───── Provided data

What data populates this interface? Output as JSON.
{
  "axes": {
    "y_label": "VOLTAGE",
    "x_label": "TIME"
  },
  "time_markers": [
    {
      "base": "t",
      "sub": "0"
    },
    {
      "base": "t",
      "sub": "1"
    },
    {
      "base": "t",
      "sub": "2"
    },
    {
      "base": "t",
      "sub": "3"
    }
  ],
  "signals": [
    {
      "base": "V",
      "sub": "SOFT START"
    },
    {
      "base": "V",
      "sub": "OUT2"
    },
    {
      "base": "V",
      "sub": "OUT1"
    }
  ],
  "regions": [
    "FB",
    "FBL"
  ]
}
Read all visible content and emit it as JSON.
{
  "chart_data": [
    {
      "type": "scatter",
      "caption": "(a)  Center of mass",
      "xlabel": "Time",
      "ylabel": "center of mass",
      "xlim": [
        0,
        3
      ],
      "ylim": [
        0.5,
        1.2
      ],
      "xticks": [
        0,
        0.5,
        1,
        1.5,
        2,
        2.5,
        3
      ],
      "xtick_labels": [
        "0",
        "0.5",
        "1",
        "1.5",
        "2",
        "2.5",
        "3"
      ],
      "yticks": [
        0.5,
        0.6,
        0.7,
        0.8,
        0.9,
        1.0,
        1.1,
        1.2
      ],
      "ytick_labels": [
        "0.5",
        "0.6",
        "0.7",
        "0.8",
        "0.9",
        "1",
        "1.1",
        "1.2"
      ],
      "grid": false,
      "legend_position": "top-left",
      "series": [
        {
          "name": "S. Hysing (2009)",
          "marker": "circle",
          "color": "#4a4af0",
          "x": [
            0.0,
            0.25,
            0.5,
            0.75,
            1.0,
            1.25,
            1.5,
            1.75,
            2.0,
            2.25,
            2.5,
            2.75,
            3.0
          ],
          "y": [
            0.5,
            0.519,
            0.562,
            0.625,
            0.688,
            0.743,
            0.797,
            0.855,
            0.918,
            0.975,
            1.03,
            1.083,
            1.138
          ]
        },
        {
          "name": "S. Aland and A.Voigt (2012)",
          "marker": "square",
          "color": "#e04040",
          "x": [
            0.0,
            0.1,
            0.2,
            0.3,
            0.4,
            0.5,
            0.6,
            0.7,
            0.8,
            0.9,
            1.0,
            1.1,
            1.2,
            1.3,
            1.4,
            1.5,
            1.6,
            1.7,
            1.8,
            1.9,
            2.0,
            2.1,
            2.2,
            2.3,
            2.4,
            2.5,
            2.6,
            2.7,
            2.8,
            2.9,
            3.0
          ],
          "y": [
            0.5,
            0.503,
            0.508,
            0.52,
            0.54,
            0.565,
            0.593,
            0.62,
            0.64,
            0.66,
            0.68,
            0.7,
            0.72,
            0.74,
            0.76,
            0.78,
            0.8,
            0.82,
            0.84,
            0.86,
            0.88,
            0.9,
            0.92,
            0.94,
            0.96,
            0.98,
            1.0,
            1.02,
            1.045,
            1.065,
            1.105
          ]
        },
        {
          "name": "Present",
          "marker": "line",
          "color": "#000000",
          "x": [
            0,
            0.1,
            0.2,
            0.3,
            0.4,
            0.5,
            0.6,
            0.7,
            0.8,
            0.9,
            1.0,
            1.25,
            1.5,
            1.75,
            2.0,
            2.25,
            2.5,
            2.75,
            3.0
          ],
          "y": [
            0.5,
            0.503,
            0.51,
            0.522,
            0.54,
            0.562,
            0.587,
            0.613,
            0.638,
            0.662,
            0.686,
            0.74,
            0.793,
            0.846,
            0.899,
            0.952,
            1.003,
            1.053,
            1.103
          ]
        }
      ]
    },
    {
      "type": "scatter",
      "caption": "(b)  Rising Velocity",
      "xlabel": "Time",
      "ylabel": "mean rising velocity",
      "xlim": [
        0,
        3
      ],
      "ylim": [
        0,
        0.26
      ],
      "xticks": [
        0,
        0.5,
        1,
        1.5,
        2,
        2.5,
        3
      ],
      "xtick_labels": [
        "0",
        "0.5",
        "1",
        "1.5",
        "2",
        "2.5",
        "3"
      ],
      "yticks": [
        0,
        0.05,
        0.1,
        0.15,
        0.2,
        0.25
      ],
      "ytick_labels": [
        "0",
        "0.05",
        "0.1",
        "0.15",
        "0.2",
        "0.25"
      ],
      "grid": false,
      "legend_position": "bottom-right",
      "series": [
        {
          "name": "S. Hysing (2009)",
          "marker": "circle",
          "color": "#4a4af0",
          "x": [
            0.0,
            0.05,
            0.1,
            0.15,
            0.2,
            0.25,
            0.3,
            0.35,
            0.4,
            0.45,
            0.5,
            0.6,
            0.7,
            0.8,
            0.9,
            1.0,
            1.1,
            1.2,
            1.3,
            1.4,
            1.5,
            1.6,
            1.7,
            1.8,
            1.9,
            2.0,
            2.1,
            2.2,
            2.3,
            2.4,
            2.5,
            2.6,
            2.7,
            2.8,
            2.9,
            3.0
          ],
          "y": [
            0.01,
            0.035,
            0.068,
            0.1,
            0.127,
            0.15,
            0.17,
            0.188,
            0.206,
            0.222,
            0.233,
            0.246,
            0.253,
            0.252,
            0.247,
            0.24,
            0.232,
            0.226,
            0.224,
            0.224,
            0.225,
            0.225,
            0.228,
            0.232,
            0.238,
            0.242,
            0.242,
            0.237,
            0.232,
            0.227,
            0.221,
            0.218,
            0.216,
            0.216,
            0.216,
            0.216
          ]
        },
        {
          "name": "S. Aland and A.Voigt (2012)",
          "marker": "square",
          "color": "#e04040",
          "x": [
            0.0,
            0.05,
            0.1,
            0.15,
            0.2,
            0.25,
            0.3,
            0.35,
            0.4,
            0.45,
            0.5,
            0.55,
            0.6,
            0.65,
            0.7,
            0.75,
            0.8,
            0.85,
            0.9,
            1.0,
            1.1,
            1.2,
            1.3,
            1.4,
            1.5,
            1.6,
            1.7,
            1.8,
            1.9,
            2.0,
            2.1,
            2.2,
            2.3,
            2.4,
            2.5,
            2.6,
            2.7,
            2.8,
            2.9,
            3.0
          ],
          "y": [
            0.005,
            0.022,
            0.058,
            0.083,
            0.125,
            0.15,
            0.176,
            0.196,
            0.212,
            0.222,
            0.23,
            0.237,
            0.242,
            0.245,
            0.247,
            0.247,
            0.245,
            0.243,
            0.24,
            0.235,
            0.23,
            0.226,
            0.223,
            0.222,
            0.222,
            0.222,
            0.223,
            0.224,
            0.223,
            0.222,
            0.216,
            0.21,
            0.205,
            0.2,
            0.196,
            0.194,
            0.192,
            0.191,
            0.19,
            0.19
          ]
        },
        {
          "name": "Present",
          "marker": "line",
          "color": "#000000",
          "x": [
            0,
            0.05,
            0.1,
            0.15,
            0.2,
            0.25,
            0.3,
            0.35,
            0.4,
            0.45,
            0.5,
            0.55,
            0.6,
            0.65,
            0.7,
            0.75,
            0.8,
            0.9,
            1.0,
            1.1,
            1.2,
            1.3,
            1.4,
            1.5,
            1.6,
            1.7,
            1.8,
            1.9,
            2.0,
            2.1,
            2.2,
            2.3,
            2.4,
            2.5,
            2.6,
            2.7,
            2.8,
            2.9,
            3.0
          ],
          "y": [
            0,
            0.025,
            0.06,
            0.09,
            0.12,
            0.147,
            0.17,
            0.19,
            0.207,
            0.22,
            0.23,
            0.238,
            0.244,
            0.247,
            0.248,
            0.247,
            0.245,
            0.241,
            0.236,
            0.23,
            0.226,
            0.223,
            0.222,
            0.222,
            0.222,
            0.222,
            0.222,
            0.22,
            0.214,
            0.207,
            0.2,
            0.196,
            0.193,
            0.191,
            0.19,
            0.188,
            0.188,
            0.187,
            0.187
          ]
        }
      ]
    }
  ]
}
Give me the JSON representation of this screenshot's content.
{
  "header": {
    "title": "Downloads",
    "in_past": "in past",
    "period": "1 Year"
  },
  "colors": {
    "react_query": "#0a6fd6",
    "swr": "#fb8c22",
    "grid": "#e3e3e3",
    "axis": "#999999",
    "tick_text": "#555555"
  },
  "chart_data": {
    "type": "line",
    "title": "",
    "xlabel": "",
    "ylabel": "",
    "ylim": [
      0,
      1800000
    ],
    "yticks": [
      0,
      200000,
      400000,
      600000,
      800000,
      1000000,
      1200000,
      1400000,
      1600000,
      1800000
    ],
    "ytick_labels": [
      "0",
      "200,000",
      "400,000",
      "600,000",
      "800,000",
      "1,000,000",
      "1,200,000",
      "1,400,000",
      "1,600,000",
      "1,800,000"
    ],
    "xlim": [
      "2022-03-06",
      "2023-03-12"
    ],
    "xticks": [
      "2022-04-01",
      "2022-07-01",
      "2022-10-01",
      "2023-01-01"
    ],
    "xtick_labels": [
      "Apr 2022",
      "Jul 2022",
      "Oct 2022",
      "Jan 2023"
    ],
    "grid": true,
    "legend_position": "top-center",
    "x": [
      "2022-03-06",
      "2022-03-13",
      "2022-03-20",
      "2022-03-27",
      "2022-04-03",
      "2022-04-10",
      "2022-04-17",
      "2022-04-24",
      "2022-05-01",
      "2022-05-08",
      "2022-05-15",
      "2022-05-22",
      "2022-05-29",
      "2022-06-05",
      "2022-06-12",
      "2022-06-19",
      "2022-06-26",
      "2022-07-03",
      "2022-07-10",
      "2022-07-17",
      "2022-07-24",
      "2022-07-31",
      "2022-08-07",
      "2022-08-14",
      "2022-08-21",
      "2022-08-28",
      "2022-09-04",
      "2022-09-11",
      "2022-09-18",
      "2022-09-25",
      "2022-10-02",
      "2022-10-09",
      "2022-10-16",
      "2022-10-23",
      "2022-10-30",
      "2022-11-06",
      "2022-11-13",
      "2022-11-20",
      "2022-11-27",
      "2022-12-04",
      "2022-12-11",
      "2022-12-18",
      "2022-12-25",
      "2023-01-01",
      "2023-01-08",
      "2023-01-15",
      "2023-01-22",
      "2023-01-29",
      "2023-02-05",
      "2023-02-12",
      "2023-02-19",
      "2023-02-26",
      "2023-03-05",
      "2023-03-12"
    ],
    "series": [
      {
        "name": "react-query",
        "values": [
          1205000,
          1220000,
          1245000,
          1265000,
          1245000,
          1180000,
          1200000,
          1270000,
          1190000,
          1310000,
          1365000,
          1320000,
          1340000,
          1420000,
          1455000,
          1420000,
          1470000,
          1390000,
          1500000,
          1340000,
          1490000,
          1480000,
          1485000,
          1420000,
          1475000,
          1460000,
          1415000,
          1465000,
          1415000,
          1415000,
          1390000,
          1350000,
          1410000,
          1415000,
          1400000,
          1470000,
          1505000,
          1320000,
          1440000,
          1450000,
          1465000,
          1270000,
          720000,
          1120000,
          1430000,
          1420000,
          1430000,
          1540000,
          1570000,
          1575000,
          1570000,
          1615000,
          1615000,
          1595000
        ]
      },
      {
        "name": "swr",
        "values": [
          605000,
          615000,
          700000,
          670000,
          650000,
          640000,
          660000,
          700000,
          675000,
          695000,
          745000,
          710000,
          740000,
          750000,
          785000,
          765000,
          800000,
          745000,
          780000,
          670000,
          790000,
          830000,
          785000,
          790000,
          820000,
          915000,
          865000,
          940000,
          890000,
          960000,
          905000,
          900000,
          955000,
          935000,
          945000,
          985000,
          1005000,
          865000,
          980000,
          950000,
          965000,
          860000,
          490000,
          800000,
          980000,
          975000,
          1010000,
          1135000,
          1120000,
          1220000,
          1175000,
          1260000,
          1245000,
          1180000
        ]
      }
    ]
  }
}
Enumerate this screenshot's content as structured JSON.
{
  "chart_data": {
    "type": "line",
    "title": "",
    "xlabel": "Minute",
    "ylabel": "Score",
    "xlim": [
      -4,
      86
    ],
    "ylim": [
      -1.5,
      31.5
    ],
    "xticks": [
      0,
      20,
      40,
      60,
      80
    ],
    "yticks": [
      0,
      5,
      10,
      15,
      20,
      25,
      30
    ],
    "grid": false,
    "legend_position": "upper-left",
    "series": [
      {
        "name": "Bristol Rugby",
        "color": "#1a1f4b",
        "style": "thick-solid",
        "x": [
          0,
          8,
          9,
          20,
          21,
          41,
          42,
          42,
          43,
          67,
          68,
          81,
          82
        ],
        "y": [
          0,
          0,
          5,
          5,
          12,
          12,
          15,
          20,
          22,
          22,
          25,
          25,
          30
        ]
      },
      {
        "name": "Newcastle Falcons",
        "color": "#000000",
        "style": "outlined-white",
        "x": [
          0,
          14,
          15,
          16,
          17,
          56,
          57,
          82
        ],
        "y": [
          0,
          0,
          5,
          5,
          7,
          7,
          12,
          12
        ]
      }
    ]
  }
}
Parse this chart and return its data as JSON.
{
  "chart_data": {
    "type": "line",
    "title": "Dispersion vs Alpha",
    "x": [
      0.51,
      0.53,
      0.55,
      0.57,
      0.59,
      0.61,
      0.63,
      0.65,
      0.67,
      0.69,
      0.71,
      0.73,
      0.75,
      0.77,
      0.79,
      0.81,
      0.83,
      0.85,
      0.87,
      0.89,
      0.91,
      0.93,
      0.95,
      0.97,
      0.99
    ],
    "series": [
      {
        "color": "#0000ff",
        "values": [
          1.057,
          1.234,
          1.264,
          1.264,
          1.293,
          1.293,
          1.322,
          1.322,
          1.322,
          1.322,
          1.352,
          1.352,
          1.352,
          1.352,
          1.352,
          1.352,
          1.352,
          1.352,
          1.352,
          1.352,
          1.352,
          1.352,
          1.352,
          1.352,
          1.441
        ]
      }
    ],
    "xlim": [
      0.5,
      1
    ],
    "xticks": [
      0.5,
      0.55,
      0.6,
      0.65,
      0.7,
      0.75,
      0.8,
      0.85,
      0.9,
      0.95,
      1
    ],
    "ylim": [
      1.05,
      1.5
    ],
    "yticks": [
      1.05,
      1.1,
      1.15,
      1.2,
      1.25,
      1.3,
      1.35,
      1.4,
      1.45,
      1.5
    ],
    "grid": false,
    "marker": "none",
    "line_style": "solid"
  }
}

──────────

§ **Your objective**:
Copy out each line of the entries that holds "ylabel".

§ **Exercise output**:
      "ylabel": "center of mass",
      "ylabel": "mean rising velocity",
    "ylabel": "",
    "ylabel": "Score",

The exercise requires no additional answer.